## ОТРЫВОК:
Турков говорит в интервью Наталье Игруновой: «В 1954-м, в начале „оттепели” Александр Трифонович очень надеялся, что сумеет напечатать „Тёркина на том свете”. Устроил встречу с теми, кто назывался скучным словом „актив” журнала. Все были в полном восторге. Один Асеев высказал опасения, что у поэмы будет трудная судьба. Впоследствии или Лакшин, или Кондратович, не помню, написал, что когда Асеев слушал поэму, бросил две реплики — сначала он пробормотал: интересно, оторвут ему за это голову или нет, а когда пошло обсуждение, сказал, что насчет того света все совершенно справедливо — я на нем уже давно живу».
Я был редактором публикаций Андрея Михайловича в «Новом мире» в течение почти десяти лет. Он в последние годы совсем редко появлялся в редакции, и мы в основном общались через его сына по электронной почте. Я читал Туркова и думал о нем — о его работах, об уникальной жизни и судьбе. Он был в современной литературе тем, что инженеры называют «ребром жесткости», тем, что позволяет сохранить целостность конструкции. Такие «ребра» не очень-то видны снаружи, но сами инженеры их очень хорошо знают.

## ПРЕДОСТАВЛЕННЫЕ ДАННЫЕ:
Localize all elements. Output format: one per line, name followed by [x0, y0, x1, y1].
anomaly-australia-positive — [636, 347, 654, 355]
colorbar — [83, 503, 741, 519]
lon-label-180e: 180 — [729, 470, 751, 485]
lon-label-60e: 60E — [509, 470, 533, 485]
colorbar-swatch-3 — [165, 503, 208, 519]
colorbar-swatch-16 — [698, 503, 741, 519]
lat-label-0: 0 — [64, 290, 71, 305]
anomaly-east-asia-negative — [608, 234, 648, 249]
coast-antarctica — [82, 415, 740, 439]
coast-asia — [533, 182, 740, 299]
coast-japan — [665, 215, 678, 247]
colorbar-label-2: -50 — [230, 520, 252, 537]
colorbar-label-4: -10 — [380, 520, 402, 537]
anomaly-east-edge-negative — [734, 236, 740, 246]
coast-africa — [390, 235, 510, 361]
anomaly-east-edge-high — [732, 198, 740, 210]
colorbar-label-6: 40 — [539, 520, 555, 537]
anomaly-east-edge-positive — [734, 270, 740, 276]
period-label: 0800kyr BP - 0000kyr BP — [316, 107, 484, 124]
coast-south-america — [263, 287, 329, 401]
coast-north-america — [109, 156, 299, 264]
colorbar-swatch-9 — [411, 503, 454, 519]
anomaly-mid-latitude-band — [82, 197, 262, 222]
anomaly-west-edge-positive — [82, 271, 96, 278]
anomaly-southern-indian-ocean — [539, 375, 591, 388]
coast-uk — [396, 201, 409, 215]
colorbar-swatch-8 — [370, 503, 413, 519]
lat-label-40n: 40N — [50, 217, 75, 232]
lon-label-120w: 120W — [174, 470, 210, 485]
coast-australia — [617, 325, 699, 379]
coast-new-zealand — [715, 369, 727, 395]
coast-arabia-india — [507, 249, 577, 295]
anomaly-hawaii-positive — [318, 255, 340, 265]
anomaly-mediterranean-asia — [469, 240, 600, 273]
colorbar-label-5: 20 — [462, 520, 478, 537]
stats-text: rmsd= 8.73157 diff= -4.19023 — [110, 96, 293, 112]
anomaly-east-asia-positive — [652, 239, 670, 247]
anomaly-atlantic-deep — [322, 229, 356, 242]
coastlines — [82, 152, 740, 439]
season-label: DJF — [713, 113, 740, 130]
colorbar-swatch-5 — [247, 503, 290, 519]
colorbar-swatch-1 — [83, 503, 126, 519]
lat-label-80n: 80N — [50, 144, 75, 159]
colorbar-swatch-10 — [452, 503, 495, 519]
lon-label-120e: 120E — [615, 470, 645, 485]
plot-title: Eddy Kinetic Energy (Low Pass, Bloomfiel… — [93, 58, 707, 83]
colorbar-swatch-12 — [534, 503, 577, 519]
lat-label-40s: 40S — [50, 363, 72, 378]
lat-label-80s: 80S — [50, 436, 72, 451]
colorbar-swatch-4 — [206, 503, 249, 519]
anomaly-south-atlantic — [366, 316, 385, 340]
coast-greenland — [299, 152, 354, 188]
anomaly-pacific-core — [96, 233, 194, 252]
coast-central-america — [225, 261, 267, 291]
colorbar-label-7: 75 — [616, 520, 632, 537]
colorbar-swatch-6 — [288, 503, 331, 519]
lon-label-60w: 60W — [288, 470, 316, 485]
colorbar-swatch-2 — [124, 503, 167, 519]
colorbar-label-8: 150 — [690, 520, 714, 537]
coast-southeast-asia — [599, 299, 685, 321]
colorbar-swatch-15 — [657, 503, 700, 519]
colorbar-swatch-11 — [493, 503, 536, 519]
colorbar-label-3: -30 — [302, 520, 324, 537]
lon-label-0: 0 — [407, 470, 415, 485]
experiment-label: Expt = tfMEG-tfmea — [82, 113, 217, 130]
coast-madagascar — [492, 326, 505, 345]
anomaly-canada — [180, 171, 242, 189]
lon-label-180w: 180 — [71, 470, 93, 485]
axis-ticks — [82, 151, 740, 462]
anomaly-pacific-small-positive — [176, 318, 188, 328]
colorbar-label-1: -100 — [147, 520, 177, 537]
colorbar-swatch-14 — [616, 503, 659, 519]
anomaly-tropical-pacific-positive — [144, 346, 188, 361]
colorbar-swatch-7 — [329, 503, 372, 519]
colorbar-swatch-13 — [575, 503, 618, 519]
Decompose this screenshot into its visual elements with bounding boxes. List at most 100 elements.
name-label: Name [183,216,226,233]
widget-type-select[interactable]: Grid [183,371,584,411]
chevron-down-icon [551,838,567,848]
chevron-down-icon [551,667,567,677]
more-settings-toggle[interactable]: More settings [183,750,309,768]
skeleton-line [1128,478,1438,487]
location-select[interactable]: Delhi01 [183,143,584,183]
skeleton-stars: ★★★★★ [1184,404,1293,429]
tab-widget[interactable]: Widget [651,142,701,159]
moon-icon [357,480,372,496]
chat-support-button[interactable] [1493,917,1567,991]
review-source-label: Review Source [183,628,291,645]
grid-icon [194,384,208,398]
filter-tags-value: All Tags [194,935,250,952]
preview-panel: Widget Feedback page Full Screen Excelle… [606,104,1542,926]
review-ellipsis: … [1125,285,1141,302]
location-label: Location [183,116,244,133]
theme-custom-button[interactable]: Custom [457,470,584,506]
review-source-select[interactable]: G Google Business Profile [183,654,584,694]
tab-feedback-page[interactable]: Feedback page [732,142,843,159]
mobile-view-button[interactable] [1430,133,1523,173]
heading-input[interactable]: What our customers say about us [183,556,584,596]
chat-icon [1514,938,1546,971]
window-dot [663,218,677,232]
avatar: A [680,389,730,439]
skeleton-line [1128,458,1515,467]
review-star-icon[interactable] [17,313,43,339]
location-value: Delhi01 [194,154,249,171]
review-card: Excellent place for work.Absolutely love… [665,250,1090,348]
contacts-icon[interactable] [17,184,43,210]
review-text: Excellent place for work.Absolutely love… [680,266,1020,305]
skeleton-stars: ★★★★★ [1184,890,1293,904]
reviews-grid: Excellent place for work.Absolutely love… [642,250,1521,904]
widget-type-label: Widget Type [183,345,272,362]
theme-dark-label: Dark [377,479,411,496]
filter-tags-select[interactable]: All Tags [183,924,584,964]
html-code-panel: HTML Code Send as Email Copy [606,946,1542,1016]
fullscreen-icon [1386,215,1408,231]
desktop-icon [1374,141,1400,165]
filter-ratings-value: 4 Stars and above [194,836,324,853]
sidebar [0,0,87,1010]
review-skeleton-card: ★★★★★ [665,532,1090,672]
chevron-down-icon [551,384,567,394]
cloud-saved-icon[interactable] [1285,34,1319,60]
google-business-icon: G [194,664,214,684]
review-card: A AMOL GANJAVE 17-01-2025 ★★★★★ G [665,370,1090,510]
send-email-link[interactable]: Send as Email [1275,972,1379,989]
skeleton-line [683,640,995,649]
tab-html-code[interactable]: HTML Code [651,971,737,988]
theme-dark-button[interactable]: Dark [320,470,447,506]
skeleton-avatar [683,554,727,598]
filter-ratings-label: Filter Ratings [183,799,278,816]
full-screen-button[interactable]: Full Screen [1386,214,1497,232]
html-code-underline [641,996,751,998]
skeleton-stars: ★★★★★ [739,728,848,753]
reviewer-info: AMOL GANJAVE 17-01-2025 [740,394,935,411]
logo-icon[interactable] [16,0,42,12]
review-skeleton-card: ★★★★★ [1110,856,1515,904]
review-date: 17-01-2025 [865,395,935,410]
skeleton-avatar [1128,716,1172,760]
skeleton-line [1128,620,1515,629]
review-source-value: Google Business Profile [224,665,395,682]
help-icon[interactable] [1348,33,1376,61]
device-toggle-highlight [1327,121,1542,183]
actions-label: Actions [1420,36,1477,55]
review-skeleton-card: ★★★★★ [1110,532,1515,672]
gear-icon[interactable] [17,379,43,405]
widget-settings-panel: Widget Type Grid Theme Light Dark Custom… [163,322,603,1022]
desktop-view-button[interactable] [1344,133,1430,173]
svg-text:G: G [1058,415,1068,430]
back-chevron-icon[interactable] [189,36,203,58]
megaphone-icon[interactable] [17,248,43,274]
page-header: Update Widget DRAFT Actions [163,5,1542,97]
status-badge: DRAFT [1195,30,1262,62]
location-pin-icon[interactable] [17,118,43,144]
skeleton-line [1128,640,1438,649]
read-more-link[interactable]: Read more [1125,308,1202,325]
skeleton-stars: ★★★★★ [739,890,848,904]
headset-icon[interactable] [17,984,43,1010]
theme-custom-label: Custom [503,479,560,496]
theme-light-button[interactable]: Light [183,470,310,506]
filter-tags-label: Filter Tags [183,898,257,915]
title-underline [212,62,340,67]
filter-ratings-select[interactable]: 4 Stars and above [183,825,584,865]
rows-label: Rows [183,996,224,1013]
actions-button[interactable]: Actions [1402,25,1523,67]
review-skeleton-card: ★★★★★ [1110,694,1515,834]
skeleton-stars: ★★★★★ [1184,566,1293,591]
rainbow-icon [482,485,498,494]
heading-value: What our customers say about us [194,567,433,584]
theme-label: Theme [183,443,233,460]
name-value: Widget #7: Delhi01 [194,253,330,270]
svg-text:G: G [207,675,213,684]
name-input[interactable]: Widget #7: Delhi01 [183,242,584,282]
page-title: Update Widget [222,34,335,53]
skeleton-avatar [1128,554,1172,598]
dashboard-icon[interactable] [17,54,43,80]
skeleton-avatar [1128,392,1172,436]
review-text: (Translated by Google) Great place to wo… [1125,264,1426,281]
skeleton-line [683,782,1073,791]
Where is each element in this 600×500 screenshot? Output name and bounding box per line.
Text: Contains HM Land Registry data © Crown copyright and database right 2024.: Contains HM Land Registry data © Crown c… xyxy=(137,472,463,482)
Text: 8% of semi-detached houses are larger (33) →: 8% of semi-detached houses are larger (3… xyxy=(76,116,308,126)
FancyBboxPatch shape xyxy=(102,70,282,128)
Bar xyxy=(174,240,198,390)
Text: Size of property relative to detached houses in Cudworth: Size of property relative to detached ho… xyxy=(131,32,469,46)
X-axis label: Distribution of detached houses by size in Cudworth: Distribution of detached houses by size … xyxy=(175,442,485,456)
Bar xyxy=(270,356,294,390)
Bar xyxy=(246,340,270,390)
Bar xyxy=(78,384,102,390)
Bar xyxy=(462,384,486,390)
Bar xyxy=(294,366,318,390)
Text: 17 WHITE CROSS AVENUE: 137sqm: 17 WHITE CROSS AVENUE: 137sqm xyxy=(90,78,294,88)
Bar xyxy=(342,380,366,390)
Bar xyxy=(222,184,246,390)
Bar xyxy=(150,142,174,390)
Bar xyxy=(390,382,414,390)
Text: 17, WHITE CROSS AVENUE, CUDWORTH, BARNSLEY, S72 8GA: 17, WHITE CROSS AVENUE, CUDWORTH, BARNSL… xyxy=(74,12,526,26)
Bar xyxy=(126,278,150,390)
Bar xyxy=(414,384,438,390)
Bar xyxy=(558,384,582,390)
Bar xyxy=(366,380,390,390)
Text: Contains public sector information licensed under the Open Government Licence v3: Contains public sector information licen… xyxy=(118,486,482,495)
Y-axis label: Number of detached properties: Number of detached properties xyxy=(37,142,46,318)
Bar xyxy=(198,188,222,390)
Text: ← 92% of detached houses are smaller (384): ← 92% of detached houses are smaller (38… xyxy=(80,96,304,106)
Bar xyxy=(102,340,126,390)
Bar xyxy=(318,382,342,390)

## ЗАДАНИЕ:
Перескажите короче абзац отрывка, начинающийся словами «Я был редактором публикаций», сохранив его основные факты. Строки выше — отдельный материал, с отрывком они не связаны.

## РЕЗУЛЬТАТ:
Почти десять лет я редактировал публикации Андрея Михайловича Туркова в «Новом мире». В последние годы он редко бывал в редакции, и общались мы в основном по электронной почте через его сына. В современной литературе Турков был «ребром жесткости»: такая опора сохраняет целостность конструкции и почти не видна снаружи, но инженеры ее хорошо знают.